Task to carry out: Report the number of lines containing "terhadap", with no other words.

Input records:

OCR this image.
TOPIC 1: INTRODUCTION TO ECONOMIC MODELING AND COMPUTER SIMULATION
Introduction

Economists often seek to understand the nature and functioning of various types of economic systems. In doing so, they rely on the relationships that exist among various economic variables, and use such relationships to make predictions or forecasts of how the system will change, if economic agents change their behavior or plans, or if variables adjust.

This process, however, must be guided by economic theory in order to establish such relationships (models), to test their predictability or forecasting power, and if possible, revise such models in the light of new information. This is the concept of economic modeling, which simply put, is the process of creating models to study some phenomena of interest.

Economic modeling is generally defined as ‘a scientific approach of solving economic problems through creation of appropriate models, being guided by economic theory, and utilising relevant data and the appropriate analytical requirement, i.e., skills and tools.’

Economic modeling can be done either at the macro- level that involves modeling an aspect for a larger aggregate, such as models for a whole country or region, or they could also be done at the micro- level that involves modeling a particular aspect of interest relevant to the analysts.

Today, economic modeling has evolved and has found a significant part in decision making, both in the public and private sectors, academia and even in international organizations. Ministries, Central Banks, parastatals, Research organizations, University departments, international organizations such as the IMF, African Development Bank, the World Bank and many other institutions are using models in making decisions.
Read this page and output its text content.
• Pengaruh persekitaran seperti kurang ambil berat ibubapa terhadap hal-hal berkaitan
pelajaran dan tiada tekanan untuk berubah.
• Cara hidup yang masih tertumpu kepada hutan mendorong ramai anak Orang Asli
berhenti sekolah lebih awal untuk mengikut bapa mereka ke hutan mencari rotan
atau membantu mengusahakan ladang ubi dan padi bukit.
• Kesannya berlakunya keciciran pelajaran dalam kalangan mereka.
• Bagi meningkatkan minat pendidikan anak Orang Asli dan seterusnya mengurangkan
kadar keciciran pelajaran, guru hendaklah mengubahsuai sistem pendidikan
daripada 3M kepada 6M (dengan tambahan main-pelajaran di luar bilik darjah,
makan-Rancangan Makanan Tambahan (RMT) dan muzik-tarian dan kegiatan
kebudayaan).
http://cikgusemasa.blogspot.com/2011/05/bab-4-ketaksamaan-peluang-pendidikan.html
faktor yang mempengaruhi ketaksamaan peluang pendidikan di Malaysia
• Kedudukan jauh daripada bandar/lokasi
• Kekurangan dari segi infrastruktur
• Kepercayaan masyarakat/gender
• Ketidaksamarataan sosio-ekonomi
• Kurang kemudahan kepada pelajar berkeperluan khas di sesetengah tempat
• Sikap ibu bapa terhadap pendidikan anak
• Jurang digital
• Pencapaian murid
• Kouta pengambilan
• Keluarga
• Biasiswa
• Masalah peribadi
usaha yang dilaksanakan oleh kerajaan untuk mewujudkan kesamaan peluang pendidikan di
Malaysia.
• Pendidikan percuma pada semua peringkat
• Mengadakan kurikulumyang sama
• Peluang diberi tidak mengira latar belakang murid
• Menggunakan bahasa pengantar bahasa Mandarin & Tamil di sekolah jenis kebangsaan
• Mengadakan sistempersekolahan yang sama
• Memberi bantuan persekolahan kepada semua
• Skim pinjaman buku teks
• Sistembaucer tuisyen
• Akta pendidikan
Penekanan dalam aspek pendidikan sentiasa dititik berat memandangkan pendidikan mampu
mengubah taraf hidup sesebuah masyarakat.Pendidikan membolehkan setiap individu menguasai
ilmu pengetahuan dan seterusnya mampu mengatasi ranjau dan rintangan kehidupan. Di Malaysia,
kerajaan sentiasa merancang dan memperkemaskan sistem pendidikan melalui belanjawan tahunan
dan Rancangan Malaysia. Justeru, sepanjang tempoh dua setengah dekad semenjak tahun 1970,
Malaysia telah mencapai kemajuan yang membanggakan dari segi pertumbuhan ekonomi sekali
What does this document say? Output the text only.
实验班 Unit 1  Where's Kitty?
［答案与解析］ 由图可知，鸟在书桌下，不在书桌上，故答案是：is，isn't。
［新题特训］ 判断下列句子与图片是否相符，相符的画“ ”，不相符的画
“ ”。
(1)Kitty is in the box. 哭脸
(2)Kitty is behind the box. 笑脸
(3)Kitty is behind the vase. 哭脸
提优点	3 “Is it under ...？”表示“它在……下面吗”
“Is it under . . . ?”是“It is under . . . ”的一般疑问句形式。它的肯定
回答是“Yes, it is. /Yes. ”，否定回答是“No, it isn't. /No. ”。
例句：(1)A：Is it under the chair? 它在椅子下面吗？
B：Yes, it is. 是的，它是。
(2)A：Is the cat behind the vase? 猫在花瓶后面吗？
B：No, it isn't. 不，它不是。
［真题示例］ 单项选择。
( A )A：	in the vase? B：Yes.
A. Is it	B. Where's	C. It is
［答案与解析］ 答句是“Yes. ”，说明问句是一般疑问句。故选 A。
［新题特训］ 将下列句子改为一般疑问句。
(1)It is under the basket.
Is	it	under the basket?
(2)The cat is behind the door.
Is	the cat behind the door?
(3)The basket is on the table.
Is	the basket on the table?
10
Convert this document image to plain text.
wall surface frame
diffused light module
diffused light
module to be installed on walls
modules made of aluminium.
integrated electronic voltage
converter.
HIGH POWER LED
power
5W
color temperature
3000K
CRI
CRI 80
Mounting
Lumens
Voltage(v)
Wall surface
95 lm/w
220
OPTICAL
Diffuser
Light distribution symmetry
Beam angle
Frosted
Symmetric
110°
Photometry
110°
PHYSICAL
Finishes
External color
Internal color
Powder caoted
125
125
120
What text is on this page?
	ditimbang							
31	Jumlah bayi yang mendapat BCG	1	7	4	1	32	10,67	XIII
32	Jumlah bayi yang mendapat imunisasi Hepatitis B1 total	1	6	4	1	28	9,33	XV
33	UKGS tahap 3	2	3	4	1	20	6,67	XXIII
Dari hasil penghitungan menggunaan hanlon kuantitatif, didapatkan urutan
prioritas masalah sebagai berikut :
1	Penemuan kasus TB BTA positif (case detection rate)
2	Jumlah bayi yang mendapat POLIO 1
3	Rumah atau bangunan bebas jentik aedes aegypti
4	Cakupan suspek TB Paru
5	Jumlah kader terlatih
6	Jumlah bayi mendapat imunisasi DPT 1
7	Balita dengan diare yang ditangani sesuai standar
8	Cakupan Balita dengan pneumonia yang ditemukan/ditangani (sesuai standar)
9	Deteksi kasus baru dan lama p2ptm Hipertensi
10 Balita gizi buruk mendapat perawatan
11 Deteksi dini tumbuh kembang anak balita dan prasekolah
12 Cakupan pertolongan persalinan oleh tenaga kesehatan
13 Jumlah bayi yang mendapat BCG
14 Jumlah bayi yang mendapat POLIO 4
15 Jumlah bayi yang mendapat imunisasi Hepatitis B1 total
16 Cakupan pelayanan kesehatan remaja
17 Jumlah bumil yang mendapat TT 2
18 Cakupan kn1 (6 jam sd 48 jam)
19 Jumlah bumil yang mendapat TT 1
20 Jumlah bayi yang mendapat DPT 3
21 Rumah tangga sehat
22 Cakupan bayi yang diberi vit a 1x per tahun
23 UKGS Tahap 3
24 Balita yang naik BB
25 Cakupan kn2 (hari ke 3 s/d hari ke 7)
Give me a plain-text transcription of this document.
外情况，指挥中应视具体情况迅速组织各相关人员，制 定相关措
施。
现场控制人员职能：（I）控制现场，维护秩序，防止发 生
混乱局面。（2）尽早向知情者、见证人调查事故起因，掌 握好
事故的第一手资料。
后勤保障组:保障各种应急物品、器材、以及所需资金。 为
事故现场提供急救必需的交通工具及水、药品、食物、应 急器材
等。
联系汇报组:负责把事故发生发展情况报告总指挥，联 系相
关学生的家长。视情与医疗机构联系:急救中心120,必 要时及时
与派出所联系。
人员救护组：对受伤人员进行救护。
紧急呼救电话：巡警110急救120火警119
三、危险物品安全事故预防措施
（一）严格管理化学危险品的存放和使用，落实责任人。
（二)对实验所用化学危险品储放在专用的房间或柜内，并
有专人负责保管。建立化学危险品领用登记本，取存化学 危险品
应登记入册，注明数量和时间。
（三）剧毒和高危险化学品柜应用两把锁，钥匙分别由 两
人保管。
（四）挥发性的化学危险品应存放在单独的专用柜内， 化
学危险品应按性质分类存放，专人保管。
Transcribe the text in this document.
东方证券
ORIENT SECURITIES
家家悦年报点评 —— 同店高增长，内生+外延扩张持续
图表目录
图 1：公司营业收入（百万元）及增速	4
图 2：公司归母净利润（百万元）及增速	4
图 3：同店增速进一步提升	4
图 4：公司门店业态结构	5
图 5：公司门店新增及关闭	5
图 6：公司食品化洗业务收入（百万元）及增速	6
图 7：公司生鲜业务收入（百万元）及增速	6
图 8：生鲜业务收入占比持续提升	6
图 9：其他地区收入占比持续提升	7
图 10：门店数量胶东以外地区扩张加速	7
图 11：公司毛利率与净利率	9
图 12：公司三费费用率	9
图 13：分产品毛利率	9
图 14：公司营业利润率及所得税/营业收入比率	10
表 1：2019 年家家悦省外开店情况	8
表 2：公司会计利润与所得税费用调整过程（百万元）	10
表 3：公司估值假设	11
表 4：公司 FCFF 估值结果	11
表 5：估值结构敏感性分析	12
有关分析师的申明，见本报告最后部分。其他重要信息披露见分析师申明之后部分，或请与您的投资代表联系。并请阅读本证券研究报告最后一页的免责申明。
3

Solution for this exercise: 2